##### Task material #####

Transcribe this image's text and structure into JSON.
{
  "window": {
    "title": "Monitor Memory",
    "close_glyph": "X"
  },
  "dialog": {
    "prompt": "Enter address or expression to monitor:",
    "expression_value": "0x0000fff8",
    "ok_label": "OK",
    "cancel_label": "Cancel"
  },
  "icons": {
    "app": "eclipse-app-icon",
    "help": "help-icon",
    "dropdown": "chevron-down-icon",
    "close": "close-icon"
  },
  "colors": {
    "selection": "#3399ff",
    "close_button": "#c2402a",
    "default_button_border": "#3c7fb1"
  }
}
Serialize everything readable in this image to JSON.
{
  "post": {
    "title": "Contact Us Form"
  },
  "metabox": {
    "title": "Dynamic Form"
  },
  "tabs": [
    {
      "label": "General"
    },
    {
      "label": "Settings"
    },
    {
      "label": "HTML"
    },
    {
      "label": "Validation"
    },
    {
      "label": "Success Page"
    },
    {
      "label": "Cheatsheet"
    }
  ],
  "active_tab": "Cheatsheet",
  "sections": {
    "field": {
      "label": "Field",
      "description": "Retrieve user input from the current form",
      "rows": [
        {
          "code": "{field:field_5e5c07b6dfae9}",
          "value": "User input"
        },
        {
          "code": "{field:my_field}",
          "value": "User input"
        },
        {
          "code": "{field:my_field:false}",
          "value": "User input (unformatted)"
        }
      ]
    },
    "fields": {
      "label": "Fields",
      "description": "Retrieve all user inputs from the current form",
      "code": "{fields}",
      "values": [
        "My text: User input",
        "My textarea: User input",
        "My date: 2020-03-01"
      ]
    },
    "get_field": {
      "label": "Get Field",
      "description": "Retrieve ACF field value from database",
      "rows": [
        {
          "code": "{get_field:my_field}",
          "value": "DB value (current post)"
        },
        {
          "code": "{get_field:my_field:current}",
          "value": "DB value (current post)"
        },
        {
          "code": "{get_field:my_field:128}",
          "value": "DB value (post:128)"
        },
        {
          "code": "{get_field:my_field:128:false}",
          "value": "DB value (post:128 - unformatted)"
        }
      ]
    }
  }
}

#####

§ **Given task**
Extract the listing in its entirety and repeat it exactly.

§ **Task response**
Transcribe this image's text and structure into JSON.
{
  "window": {
    "title": "Monitor Memory",
    "close_glyph": "X"
  },
  "dialog": {
    "prompt": "Enter address or expression to monitor:",
    "expression_value": "0x0000fff8",
    "ok_label": "OK",
    "cancel_label": "Cancel"
  },
  "icons": {
    "app": "eclipse-app-icon",
    "help": "help-icon",
    "dropdown": "chevron-down-icon",
    "close": "close-icon"
  },
  "colors": {
    "selection": "#3399ff",
    "close_button": "#c2402a",
    "default_button_border": "#3c7fb1"
  }
}
Serialize everything readable in this image to JSON.
{
  "post": {
    "title": "Contact Us Form"
  },
  "metabox": {
    "title": "Dynamic Form"
  },
  "tabs": [
    {
      "label": "General"
    },
    {
      "label": "Settings"
    },
    {
      "label": "HTML"
    },
    {
      "label": "Validation"
    },
    {
      "label": "Success Page"
    },
    {
      "label": "Cheatsheet"
    }
  ],
  "active_tab": "Cheatsheet",
  "sections": {
    "field": {
      "label": "Field",
      "description": "Retrieve user input from the current form",
      "rows": [
        {
          "code": "{field:field_5e5c07b6dfae9}",
          "value": "User input"
        },
        {
          "code": "{field:my_field}",
          "value": "User input"
        },
        {
          "code": "{field:my_field:false}",
          "value": "User input (unformatted)"
        }
      ]
    },
    "fields": {
      "label": "Fields",
      "description": "Retrieve all user inputs from the current form",
      "code": "{fields}",
      "values": [
        "My text: User input",
        "My textarea: User input",
        "My date: 2020-03-01"
      ]
    },
    "get_field": {
      "label": "Get Field",
      "description": "Retrieve ACF field value from database",
      "rows": [
        {
          "code": "{get_field:my_field}",
          "value": "DB value (current post)"
        },
        {
          "code": "{get_field:my_field:current}",
          "value": "DB value (current post)"
        },
        {
          "code": "{get_field:my_field:128}",
          "value": "DB value (post:128)"
        },
        {
          "code": "{get_field:my_field:128:false}",
          "value": "DB value (post:128 - unformatted)"
        }
      ]
    }
  }
}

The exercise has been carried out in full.